═════ RECORDS PROVIDED ═════

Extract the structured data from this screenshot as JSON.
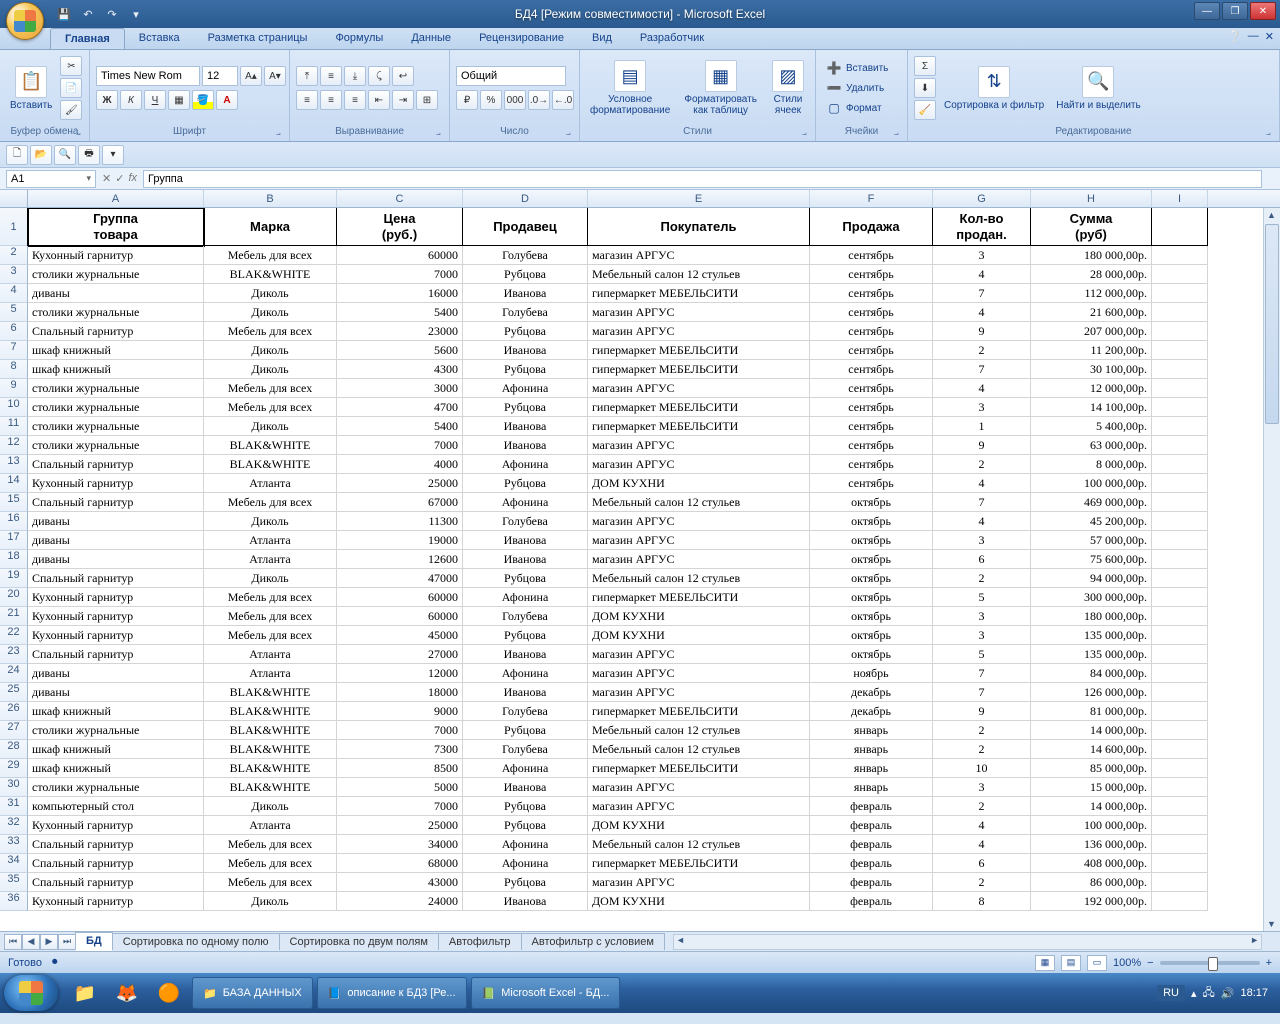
{
  "window": {
    "title": "БД4  [Режим совместимости] - Microsoft Excel"
  },
  "ribbon": {
    "tabs": [
      "Главная",
      "Вставка",
      "Разметка страницы",
      "Формулы",
      "Данные",
      "Рецензирование",
      "Вид",
      "Разработчик"
    ],
    "active_tab": 0,
    "groups": {
      "clipboard": {
        "label": "Буфер обмена",
        "paste": "Вставить"
      },
      "font": {
        "label": "Шрифт",
        "family": "Times New Rom",
        "size": "12"
      },
      "align": {
        "label": "Выравнивание"
      },
      "number": {
        "label": "Число",
        "format": "Общий"
      },
      "styles": {
        "label": "Стили",
        "cond": "Условное форматирование",
        "table": "Форматировать как таблицу",
        "cell": "Стили ячеек"
      },
      "cells": {
        "label": "Ячейки",
        "insert": "Вставить",
        "delete": "Удалить",
        "format": "Формат"
      },
      "editing": {
        "label": "Редактирование",
        "sort": "Сортировка и фильтр",
        "find": "Найти и выделить"
      }
    }
  },
  "namebox": "A1",
  "formula": "Группа",
  "columns": [
    "A",
    "B",
    "C",
    "D",
    "E",
    "F",
    "G",
    "H",
    "I"
  ],
  "headers": {
    "A": "Группа\nтовара",
    "B": "Марка",
    "C": "Цена\n(руб.)",
    "D": "Продавец",
    "E": "Покупатель",
    "F": "Продажа",
    "G": "Кол-во\nпродан.",
    "H": "Сумма\n(руб)"
  },
  "rows": [
    {
      "n": 2,
      "A": "Кухонный гарнитур",
      "B": "Мебель для всех",
      "C": "60000",
      "D": "Голубева",
      "E": "магазин АРГУС",
      "F": "сентябрь",
      "G": "3",
      "H": "180 000,00р."
    },
    {
      "n": 3,
      "A": "столики журнальные",
      "B": "BLAK&WHITE",
      "C": "7000",
      "D": "Рубцова",
      "E": "Мебельный салон 12 стульев",
      "F": "сентябрь",
      "G": "4",
      "H": "28 000,00р."
    },
    {
      "n": 4,
      "A": "диваны",
      "B": "Диколь",
      "C": "16000",
      "D": "Иванова",
      "E": "гипермаркет МЕБЕЛЬСИТИ",
      "F": "сентябрь",
      "G": "7",
      "H": "112 000,00р."
    },
    {
      "n": 5,
      "A": "столики журнальные",
      "B": "Диколь",
      "C": "5400",
      "D": "Голубева",
      "E": "магазин АРГУС",
      "F": "сентябрь",
      "G": "4",
      "H": "21 600,00р."
    },
    {
      "n": 6,
      "A": "Спальный гарнитур",
      "B": "Мебель для всех",
      "C": "23000",
      "D": "Рубцова",
      "E": "магазин АРГУС",
      "F": "сентябрь",
      "G": "9",
      "H": "207 000,00р."
    },
    {
      "n": 7,
      "A": "шкаф книжный",
      "B": "Диколь",
      "C": "5600",
      "D": "Иванова",
      "E": "гипермаркет МЕБЕЛЬСИТИ",
      "F": "сентябрь",
      "G": "2",
      "H": "11 200,00р."
    },
    {
      "n": 8,
      "A": "шкаф книжный",
      "B": "Диколь",
      "C": "4300",
      "D": "Рубцова",
      "E": "гипермаркет МЕБЕЛЬСИТИ",
      "F": "сентябрь",
      "G": "7",
      "H": "30 100,00р."
    },
    {
      "n": 9,
      "A": "столики журнальные",
      "B": "Мебель для всех",
      "C": "3000",
      "D": "Афонина",
      "E": "магазин АРГУС",
      "F": "сентябрь",
      "G": "4",
      "H": "12 000,00р."
    },
    {
      "n": 10,
      "A": "столики журнальные",
      "B": "Мебель для всех",
      "C": "4700",
      "D": "Рубцова",
      "E": "гипермаркет МЕБЕЛЬСИТИ",
      "F": "сентябрь",
      "G": "3",
      "H": "14 100,00р."
    },
    {
      "n": 11,
      "A": "столики журнальные",
      "B": "Диколь",
      "C": "5400",
      "D": "Иванова",
      "E": "гипермаркет МЕБЕЛЬСИТИ",
      "F": "сентябрь",
      "G": "1",
      "H": "5 400,00р."
    },
    {
      "n": 12,
      "A": "столики журнальные",
      "B": "BLAK&WHITE",
      "C": "7000",
      "D": "Иванова",
      "E": "магазин АРГУС",
      "F": "сентябрь",
      "G": "9",
      "H": "63 000,00р."
    },
    {
      "n": 13,
      "A": "Спальный гарнитур",
      "B": "BLAK&WHITE",
      "C": "4000",
      "D": "Афонина",
      "E": "магазин АРГУС",
      "F": "сентябрь",
      "G": "2",
      "H": "8 000,00р."
    },
    {
      "n": 14,
      "A": "Кухонный гарнитур",
      "B": "Атланта",
      "C": "25000",
      "D": "Рубцова",
      "E": "ДОМ КУХНИ",
      "F": "сентябрь",
      "G": "4",
      "H": "100 000,00р."
    },
    {
      "n": 15,
      "A": "Спальный гарнитур",
      "B": "Мебель для всех",
      "C": "67000",
      "D": "Афонина",
      "E": "Мебельный салон 12 стульев",
      "F": "октябрь",
      "G": "7",
      "H": "469 000,00р."
    },
    {
      "n": 16,
      "A": "диваны",
      "B": "Диколь",
      "C": "11300",
      "D": "Голубева",
      "E": "магазин АРГУС",
      "F": "октябрь",
      "G": "4",
      "H": "45 200,00р."
    },
    {
      "n": 17,
      "A": "диваны",
      "B": "Атланта",
      "C": "19000",
      "D": "Иванова",
      "E": "магазин АРГУС",
      "F": "октябрь",
      "G": "3",
      "H": "57 000,00р."
    },
    {
      "n": 18,
      "A": "диваны",
      "B": "Атланта",
      "C": "12600",
      "D": "Иванова",
      "E": "магазин АРГУС",
      "F": "октябрь",
      "G": "6",
      "H": "75 600,00р."
    },
    {
      "n": 19,
      "A": "Спальный гарнитур",
      "B": "Диколь",
      "C": "47000",
      "D": "Рубцова",
      "E": "Мебельный салон 12 стульев",
      "F": "октябрь",
      "G": "2",
      "H": "94 000,00р."
    },
    {
      "n": 20,
      "A": "Кухонный гарнитур",
      "B": "Мебель для всех",
      "C": "60000",
      "D": "Афонина",
      "E": "гипермаркет МЕБЕЛЬСИТИ",
      "F": "октябрь",
      "G": "5",
      "H": "300 000,00р."
    },
    {
      "n": 21,
      "A": "Кухонный гарнитур",
      "B": "Мебель для всех",
      "C": "60000",
      "D": "Голубева",
      "E": "ДОМ КУХНИ",
      "F": "октябрь",
      "G": "3",
      "H": "180 000,00р."
    },
    {
      "n": 22,
      "A": "Кухонный гарнитур",
      "B": "Мебель для всех",
      "C": "45000",
      "D": "Рубцова",
      "E": "ДОМ КУХНИ",
      "F": "октябрь",
      "G": "3",
      "H": "135 000,00р."
    },
    {
      "n": 23,
      "A": "Спальный гарнитур",
      "B": "Атланта",
      "C": "27000",
      "D": "Иванова",
      "E": "магазин АРГУС",
      "F": "октябрь",
      "G": "5",
      "H": "135 000,00р."
    },
    {
      "n": 24,
      "A": "диваны",
      "B": "Атланта",
      "C": "12000",
      "D": "Афонина",
      "E": "магазин АРГУС",
      "F": "ноябрь",
      "G": "7",
      "H": "84 000,00р."
    },
    {
      "n": 25,
      "A": "диваны",
      "B": "BLAK&WHITE",
      "C": "18000",
      "D": "Иванова",
      "E": "магазин АРГУС",
      "F": "декабрь",
      "G": "7",
      "H": "126 000,00р."
    },
    {
      "n": 26,
      "A": "шкаф книжный",
      "B": "BLAK&WHITE",
      "C": "9000",
      "D": "Голубева",
      "E": "гипермаркет МЕБЕЛЬСИТИ",
      "F": "декабрь",
      "G": "9",
      "H": "81 000,00р."
    },
    {
      "n": 27,
      "A": "столики журнальные",
      "B": "BLAK&WHITE",
      "C": "7000",
      "D": "Рубцова",
      "E": "Мебельный салон 12 стульев",
      "F": "январь",
      "G": "2",
      "H": "14 000,00р."
    },
    {
      "n": 28,
      "A": "шкаф книжный",
      "B": "BLAK&WHITE",
      "C": "7300",
      "D": "Голубева",
      "E": "Мебельный салон 12 стульев",
      "F": "январь",
      "G": "2",
      "H": "14 600,00р."
    },
    {
      "n": 29,
      "A": "шкаф книжный",
      "B": "BLAK&WHITE",
      "C": "8500",
      "D": "Афонина",
      "E": "гипермаркет МЕБЕЛЬСИТИ",
      "F": "январь",
      "G": "10",
      "H": "85 000,00р."
    },
    {
      "n": 30,
      "A": "столики журнальные",
      "B": "BLAK&WHITE",
      "C": "5000",
      "D": "Иванова",
      "E": "магазин АРГУС",
      "F": "январь",
      "G": "3",
      "H": "15 000,00р."
    },
    {
      "n": 31,
      "A": "компьютерный стол",
      "B": "Диколь",
      "C": "7000",
      "D": "Рубцова",
      "E": "магазин АРГУС",
      "F": "февраль",
      "G": "2",
      "H": "14 000,00р."
    },
    {
      "n": 32,
      "A": "Кухонный гарнитур",
      "B": "Атланта",
      "C": "25000",
      "D": "Рубцова",
      "E": "ДОМ КУХНИ",
      "F": "февраль",
      "G": "4",
      "H": "100 000,00р."
    },
    {
      "n": 33,
      "A": "Спальный гарнитур",
      "B": "Мебель для всех",
      "C": "34000",
      "D": "Афонина",
      "E": "Мебельный салон 12 стульев",
      "F": "февраль",
      "G": "4",
      "H": "136 000,00р."
    },
    {
      "n": 34,
      "A": "Спальный гарнитур",
      "B": "Мебель для всех",
      "C": "68000",
      "D": "Афонина",
      "E": "гипермаркет МЕБЕЛЬСИТИ",
      "F": "февраль",
      "G": "6",
      "H": "408 000,00р."
    },
    {
      "n": 35,
      "A": "Спальный гарнитур",
      "B": "Мебель для всех",
      "C": "43000",
      "D": "Рубцова",
      "E": "магазин АРГУС",
      "F": "февраль",
      "G": "2",
      "H": "86 000,00р."
    },
    {
      "n": 36,
      "A": "Кухонный гарнитур",
      "B": "Диколь",
      "C": "24000",
      "D": "Иванова",
      "E": "ДОМ КУХНИ",
      "F": "февраль",
      "G": "8",
      "H": "192 000,00р."
    }
  ],
  "sheets": [
    "БД",
    "Сортировка по одному полю",
    "Сортировка по двум полям",
    "Автофильтр",
    "Автофильтр с условием"
  ],
  "active_sheet": 0,
  "status": {
    "ready": "Готово",
    "zoom": "100%"
  },
  "taskbar": {
    "tasks": [
      "БАЗА ДАННЫХ",
      "описание к БД3 [Ре...",
      "Microsoft Excel - БД..."
    ],
    "lang": "RU",
    "time": "18:17"
  }
}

═════

__YOUR TASK__:
Every line holding "label" should be copied out.

__REPLY TO THE EXERCISE__:
        "label": "Буфер обмена",
        "label": "Шрифт",
        "label": "Выравнивание"
        "label": "Число",
        "label": "Стили",
        "label": "Ячейки",
        "label": "Редактирование",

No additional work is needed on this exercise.